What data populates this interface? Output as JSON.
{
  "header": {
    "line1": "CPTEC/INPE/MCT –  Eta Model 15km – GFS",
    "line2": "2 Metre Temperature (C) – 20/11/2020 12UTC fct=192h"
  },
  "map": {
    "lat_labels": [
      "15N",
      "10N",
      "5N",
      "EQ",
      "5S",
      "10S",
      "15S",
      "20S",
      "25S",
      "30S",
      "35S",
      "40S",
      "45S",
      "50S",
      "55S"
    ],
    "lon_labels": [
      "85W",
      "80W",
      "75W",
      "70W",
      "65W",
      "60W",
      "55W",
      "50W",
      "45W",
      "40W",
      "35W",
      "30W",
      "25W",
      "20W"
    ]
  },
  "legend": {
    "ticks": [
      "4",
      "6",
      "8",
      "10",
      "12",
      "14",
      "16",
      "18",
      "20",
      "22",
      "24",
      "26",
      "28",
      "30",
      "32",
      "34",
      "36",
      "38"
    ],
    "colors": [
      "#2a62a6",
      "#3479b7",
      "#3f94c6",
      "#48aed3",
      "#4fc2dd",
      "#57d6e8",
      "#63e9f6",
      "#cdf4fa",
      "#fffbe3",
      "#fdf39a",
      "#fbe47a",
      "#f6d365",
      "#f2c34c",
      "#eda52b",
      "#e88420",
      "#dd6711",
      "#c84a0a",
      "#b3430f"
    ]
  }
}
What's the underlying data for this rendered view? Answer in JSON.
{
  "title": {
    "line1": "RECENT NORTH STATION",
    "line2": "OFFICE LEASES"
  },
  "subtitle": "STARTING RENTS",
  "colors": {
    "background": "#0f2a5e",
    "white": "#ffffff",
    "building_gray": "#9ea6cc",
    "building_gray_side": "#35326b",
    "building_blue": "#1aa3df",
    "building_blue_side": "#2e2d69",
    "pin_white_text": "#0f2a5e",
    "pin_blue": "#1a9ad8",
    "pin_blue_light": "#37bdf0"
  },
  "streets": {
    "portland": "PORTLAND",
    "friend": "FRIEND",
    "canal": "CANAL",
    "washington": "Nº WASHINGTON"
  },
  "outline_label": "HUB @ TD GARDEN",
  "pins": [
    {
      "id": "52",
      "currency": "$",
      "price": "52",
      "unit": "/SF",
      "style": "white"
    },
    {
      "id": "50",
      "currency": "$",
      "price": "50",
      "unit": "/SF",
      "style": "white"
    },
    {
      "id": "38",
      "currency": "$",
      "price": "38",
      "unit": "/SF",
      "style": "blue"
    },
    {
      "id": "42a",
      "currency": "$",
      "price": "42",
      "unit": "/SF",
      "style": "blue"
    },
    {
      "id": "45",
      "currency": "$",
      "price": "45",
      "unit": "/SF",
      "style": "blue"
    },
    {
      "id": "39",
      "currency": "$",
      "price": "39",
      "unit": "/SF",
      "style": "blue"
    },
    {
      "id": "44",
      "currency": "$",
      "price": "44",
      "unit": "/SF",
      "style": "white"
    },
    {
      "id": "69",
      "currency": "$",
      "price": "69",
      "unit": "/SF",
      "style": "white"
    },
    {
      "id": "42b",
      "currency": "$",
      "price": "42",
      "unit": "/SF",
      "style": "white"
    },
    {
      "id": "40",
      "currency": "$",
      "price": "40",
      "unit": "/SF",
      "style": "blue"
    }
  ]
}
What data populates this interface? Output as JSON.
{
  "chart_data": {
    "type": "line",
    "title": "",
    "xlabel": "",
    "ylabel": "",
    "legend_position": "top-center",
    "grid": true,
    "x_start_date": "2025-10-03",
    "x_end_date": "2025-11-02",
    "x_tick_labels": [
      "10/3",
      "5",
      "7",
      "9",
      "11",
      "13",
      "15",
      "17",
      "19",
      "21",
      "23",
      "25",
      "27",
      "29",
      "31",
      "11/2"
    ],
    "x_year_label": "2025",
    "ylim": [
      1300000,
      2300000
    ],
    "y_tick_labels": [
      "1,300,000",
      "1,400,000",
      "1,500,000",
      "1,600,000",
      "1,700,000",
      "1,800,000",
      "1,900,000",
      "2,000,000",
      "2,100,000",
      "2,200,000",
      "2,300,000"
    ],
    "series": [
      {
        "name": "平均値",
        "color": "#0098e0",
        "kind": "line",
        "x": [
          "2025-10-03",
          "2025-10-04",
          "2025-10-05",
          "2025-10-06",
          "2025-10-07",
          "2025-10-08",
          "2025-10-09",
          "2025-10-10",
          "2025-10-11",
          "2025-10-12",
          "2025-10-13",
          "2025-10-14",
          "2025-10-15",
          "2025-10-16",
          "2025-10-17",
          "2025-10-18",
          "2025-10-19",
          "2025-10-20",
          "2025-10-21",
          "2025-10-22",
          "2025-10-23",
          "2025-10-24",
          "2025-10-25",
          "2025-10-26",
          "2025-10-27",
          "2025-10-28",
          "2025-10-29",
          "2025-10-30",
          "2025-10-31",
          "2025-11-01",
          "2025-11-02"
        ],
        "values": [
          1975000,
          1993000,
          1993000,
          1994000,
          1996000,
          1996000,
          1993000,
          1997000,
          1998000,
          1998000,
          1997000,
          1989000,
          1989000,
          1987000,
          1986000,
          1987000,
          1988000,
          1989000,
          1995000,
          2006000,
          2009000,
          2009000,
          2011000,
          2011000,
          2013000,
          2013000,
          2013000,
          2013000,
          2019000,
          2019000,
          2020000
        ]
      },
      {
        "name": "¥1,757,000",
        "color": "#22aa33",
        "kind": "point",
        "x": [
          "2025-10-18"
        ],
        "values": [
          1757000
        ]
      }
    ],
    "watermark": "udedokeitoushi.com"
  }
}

▶ **Exercise task**: Copy out every entry again, exactly as it was given.

▶ **Result of this exercise**:
What data populates this interface? Output as JSON.
{
  "header": {
    "line1": "CPTEC/INPE/MCT –  Eta Model 15km – GFS",
    "line2": "2 Metre Temperature (C) – 20/11/2020 12UTC fct=192h"
  },
  "map": {
    "lat_labels": [
      "15N",
      "10N",
      "5N",
      "EQ",
      "5S",
      "10S",
      "15S",
      "20S",
      "25S",
      "30S",
      "35S",
      "40S",
      "45S",
      "50S",
      "55S"
    ],
    "lon_labels": [
      "85W",
      "80W",
      "75W",
      "70W",
      "65W",
      "60W",
      "55W",
      "50W",
      "45W",
      "40W",
      "35W",
      "30W",
      "25W",
      "20W"
    ]
  },
  "legend": {
    "ticks": [
      "4",
      "6",
      "8",
      "10",
      "12",
      "14",
      "16",
      "18",
      "20",
      "22",
      "24",
      "26",
      "28",
      "30",
      "32",
      "34",
      "36",
      "38"
    ],
    "colors": [
      "#2a62a6",
      "#3479b7",
      "#3f94c6",
      "#48aed3",
      "#4fc2dd",
      "#57d6e8",
      "#63e9f6",
      "#cdf4fa",
      "#fffbe3",
      "#fdf39a",
      "#fbe47a",
      "#f6d365",
      "#f2c34c",
      "#eda52b",
      "#e88420",
      "#dd6711",
      "#c84a0a",
      "#b3430f"
    ]
  }
}
What's the underlying data for this rendered view? Answer in JSON.
{
  "title": {
    "line1": "RECENT NORTH STATION",
    "line2": "OFFICE LEASES"
  },
  "subtitle": "STARTING RENTS",
  "colors": {
    "background": "#0f2a5e",
    "white": "#ffffff",
    "building_gray": "#9ea6cc",
    "building_gray_side": "#35326b",
    "building_blue": "#1aa3df",
    "building_blue_side": "#2e2d69",
    "pin_white_text": "#0f2a5e",
    "pin_blue": "#1a9ad8",
    "pin_blue_light": "#37bdf0"
  },
  "streets": {
    "portland": "PORTLAND",
    "friend": "FRIEND",
    "canal": "CANAL",
    "washington": "Nº WASHINGTON"
  },
  "outline_label": "HUB @ TD GARDEN",
  "pins": [
    {
      "id": "52",
      "currency": "$",
      "price": "52",
      "unit": "/SF",
      "style": "white"
    },
    {
      "id": "50",
      "currency": "$",
      "price": "50",
      "unit": "/SF",
      "style": "white"
    },
    {
      "id": "38",
      "currency": "$",
      "price": "38",
      "unit": "/SF",
      "style": "blue"
    },
    {
      "id": "42a",
      "currency": "$",
      "price": "42",
      "unit": "/SF",
      "style": "blue"
    },
    {
      "id": "45",
      "currency": "$",
      "price": "45",
      "unit": "/SF",
      "style": "blue"
    },
    {
      "id": "39",
      "currency": "$",
      "price": "39",
      "unit": "/SF",
      "style": "blue"
    },
    {
      "id": "44",
      "currency": "$",
      "price": "44",
      "unit": "/SF",
      "style": "white"
    },
    {
      "id": "69",
      "currency": "$",
      "price": "69",
      "unit": "/SF",
      "style": "white"
    },
    {
      "id": "42b",
      "currency": "$",
      "price": "42",
      "unit": "/SF",
      "style": "white"
    },
    {
      "id": "40",
      "currency": "$",
      "price": "40",
      "unit": "/SF",
      "style": "blue"
    }
  ]
}
What data populates this interface? Output as JSON.
{
  "chart_data": {
    "type": "line",
    "title": "",
    "xlabel": "",
    "ylabel": "",
    "legend_position": "top-center",
    "grid": true,
    "x_start_date": "2025-10-03",
    "x_end_date": "2025-11-02",
    "x_tick_labels": [
      "10/3",
      "5",
      "7",
      "9",
      "11",
      "13",
      "15",
      "17",
      "19",
      "21",
      "23",
      "25",
      "27",
      "29",
      "31",
      "11/2"
    ],
    "x_year_label": "2025",
    "ylim": [
      1300000,
      2300000
    ],
    "y_tick_labels": [
      "1,300,000",
      "1,400,000",
      "1,500,000",
      "1,600,000",
      "1,700,000",
      "1,800,000",
      "1,900,000",
      "2,000,000",
      "2,100,000",
      "2,200,000",
      "2,300,000"
    ],
    "series": [
      {
        "name": "平均値",
        "color": "#0098e0",
        "kind": "line",
        "x": [
          "2025-10-03",
          "2025-10-04",
          "2025-10-05",
          "2025-10-06",
          "2025-10-07",
          "2025-10-08",
          "2025-10-09",
          "2025-10-10",
          "2025-10-11",
          "2025-10-12",
          "2025-10-13",
          "2025-10-14",
          "2025-10-15",
          "2025-10-16",
          "2025-10-17",
          "2025-10-18",
          "2025-10-19",
          "2025-10-20",
          "2025-10-21",
          "2025-10-22",
          "2025-10-23",
          "2025-10-24",
          "2025-10-25",
          "2025-10-26",
          "2025-10-27",
          "2025-10-28",
          "2025-10-29",
          "2025-10-30",
          "2025-10-31",
          "2025-11-01",
          "2025-11-02"
        ],
        "values": [
          1975000,
          1993000,
          1993000,
          1994000,
          1996000,
          1996000,
          1993000,
          1997000,
          1998000,
          1998000,
          1997000,
          1989000,
          1989000,
          1987000,
          1986000,
          1987000,
          1988000,
          1989000,
          1995000,
          2006000,
          2009000,
          2009000,
          2011000,
          2011000,
          2013000,
          2013000,
          2013000,
          2013000,
          2019000,
          2019000,
          2020000
        ]
      },
      {
        "name": "¥1,757,000",
        "color": "#22aa33",
        "kind": "point",
        "x": [
          "2025-10-18"
        ],
        "values": [
          1757000
        ]
      }
    ],
    "watermark": "udedokeitoushi.com"
  }
}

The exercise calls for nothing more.